TASKS
1. In the essay on failure, which responsibilities did Phyllis Shand Allfrey hold as a minister in the Cabinet of the West Indies Federation?
2. Write the next part of the essay on failure, picking up right after its final sentence.

ARTICLE

* * * * *

Failure

My form two history textbook: The Caribbean People, Book Three, by Lennox Honychurch. On page 136: a photograph of Phyllis Shand Allfrey of Dominica, best remembered today as the author of the novel The Orchid House, who also served as the only woman minister in the Cabinet of the West Indies Federation, responsible for health and social affairs. The photo is undated, but Allfrey is elderly, looks careworn, in a simple dress, perhaps home-sewn. She is standing in front of the Federation flag, which itself looks careworn and almost home-sewn, its seams imperfect, its wrinkles unironed. A flag folded up and put away for many years, brought out again for some nostalgic occasion. On the facing page, Honychurch quotes Allfrey’s speech at the final session of the Federal House of Representatives: “Some things are miserable failures, but we have tried our very best and perhaps we could call this a noble failure.”1 For some reason I can’t articulate, this photograph of Allfrey and the Federation flag fascinated and almost obsessed my twelve-year-old self. Decades later, wanting to study it again, I knew exactly where to find the book, on a shelf a few feet from my desk.

* * * * *

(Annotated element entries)
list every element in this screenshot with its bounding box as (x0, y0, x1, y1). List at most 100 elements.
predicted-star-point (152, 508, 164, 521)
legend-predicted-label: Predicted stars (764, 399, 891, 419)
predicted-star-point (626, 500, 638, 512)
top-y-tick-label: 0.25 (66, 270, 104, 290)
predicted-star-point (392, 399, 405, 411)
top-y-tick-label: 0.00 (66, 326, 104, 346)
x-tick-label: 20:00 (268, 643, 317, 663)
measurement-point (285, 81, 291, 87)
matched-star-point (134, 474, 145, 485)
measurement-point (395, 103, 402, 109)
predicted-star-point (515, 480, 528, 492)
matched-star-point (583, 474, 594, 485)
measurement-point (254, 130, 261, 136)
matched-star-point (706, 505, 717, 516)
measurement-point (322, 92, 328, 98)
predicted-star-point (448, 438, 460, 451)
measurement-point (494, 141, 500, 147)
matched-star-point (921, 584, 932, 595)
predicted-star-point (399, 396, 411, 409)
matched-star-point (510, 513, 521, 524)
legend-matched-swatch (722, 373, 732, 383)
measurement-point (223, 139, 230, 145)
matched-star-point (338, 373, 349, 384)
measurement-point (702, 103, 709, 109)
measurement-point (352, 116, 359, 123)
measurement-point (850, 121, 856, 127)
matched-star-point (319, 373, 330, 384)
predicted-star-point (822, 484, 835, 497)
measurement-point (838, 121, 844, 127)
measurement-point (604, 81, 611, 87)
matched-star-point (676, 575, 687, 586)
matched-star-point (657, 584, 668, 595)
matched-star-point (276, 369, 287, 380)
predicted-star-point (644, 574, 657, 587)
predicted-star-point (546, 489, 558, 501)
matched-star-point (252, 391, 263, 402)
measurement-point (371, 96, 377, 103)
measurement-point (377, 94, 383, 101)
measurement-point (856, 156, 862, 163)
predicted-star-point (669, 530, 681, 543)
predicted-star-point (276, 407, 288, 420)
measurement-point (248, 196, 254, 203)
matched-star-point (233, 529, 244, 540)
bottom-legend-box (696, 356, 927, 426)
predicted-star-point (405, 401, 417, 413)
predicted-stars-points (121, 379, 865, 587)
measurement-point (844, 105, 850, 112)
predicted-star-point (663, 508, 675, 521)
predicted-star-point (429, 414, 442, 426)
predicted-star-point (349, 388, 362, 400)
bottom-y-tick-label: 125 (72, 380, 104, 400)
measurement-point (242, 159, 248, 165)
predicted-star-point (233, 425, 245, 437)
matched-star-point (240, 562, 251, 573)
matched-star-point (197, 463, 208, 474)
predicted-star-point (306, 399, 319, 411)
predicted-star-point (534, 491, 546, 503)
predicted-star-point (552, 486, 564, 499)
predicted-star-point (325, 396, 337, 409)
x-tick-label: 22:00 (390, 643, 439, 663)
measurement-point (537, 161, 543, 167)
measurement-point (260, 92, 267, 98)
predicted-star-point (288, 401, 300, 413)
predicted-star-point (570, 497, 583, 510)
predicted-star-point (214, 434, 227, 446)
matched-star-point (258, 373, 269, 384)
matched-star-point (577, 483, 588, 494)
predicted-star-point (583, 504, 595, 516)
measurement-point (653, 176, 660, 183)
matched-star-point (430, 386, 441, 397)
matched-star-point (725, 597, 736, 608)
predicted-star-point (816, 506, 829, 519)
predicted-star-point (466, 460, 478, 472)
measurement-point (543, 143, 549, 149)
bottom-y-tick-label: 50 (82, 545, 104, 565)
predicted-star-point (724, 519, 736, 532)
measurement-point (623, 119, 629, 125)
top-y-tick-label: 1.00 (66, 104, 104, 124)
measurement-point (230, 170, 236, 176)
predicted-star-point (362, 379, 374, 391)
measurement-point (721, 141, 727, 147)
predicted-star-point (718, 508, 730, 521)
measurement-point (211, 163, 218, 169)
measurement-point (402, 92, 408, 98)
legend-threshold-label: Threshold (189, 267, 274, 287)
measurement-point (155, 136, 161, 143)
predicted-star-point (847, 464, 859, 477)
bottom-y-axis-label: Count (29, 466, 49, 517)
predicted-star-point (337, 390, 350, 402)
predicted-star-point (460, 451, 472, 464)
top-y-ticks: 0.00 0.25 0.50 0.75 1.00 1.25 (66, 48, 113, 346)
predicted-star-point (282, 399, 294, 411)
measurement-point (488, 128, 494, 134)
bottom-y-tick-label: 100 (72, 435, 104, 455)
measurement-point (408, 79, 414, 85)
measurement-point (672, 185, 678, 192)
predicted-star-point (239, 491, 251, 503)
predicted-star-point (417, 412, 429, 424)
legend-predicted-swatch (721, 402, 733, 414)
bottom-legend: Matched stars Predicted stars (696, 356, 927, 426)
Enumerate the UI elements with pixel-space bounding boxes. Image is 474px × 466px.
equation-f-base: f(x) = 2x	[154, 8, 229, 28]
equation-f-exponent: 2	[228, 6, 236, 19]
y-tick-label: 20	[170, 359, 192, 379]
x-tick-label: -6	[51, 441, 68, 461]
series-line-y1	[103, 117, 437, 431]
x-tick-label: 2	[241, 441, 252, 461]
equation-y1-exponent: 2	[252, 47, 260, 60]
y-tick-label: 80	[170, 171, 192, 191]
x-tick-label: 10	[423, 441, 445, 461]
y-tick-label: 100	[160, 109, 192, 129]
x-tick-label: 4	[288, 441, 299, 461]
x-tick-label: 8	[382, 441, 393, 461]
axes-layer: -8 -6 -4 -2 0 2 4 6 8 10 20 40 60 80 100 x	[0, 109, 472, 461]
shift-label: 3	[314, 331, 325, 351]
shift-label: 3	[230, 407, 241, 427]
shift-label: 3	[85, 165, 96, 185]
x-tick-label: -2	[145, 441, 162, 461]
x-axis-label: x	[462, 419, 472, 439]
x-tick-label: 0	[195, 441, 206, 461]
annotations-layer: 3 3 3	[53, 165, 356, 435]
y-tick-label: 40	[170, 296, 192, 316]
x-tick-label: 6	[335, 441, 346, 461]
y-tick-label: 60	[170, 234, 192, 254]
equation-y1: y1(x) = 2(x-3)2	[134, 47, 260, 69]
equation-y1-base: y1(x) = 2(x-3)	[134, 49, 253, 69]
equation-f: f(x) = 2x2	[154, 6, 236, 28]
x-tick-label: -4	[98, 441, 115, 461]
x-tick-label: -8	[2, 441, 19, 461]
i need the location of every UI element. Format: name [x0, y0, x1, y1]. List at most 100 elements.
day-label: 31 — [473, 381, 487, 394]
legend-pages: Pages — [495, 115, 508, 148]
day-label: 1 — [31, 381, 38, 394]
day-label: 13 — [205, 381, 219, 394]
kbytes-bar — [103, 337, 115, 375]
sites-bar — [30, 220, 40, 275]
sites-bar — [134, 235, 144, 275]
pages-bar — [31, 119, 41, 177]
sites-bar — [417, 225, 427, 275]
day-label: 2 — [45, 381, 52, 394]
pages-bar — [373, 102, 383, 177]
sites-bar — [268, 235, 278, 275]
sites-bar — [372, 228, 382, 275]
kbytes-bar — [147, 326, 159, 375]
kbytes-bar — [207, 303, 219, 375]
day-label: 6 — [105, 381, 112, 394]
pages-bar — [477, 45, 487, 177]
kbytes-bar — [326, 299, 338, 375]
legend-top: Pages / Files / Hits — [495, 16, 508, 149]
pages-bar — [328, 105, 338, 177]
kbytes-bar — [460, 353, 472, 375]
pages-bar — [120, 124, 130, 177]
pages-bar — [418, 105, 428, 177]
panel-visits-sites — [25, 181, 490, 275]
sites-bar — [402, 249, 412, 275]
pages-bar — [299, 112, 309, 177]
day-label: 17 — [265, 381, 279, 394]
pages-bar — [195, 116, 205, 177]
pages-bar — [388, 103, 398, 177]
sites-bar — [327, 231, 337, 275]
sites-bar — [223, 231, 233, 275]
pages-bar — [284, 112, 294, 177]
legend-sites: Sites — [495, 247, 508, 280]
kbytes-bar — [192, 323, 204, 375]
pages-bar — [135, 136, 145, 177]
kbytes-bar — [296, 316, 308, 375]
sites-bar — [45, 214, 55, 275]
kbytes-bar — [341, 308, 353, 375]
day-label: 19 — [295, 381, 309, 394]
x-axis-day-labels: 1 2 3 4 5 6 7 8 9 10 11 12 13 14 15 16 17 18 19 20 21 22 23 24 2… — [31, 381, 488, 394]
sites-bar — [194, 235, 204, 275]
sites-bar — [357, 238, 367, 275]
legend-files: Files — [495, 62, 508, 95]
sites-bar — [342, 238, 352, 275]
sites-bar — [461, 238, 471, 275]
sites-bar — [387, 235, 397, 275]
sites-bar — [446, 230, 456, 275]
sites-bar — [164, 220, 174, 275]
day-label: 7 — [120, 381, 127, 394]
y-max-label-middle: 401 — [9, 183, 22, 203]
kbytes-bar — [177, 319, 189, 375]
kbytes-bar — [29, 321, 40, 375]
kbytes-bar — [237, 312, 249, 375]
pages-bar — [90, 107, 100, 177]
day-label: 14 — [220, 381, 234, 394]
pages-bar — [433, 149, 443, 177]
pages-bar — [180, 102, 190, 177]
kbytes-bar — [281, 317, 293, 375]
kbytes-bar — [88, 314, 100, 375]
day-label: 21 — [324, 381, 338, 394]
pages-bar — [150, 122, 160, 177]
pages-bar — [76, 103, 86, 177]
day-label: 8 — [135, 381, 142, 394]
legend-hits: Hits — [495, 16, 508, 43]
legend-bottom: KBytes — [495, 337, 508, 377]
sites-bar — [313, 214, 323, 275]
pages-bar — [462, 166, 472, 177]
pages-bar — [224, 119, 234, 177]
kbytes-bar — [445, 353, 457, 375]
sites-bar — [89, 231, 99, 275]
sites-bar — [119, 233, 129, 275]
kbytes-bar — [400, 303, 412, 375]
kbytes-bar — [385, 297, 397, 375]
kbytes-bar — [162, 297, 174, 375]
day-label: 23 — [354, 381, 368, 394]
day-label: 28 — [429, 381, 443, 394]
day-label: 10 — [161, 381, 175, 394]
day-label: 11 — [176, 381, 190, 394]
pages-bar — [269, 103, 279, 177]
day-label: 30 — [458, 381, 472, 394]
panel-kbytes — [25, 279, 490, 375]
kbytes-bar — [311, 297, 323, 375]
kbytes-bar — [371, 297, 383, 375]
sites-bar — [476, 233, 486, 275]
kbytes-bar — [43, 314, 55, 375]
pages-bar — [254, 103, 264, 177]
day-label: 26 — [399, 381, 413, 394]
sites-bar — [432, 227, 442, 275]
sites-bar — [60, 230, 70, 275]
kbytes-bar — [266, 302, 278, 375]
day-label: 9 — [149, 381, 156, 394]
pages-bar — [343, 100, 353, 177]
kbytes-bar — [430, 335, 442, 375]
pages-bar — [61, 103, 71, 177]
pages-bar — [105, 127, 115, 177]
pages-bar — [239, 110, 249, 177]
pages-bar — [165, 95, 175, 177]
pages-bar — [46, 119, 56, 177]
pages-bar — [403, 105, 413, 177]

* * * * *

EXERCISE RESPONSES
1. Health and social affairs.

2.
An email from the Jamaican-Canadian artist Charles Campbell, mid-November 2011, with a Word document attached. A couple months before, Campbell had travelled to Port of Spain for a residency at Alice Yard, the contemporary art space of which I’m co-director. He had written a short essay reflecting on his time with us. The title: “Failure at the Yard.” Faced with a series of unexpected circumstances, unavailable materials, and logistical setbacks, Campbell’s ambitious performance project had failed to materialize as he intended. All artists have the experience of failed works, and few are willing to discuss them in public. But here was Campbell reflecting on failure as a form of learning, and the revision of expectations as a creative act. For my fellow Alice Yard co-directors and myself, this became a seminal text in our ongoing rethinking of purpose and method.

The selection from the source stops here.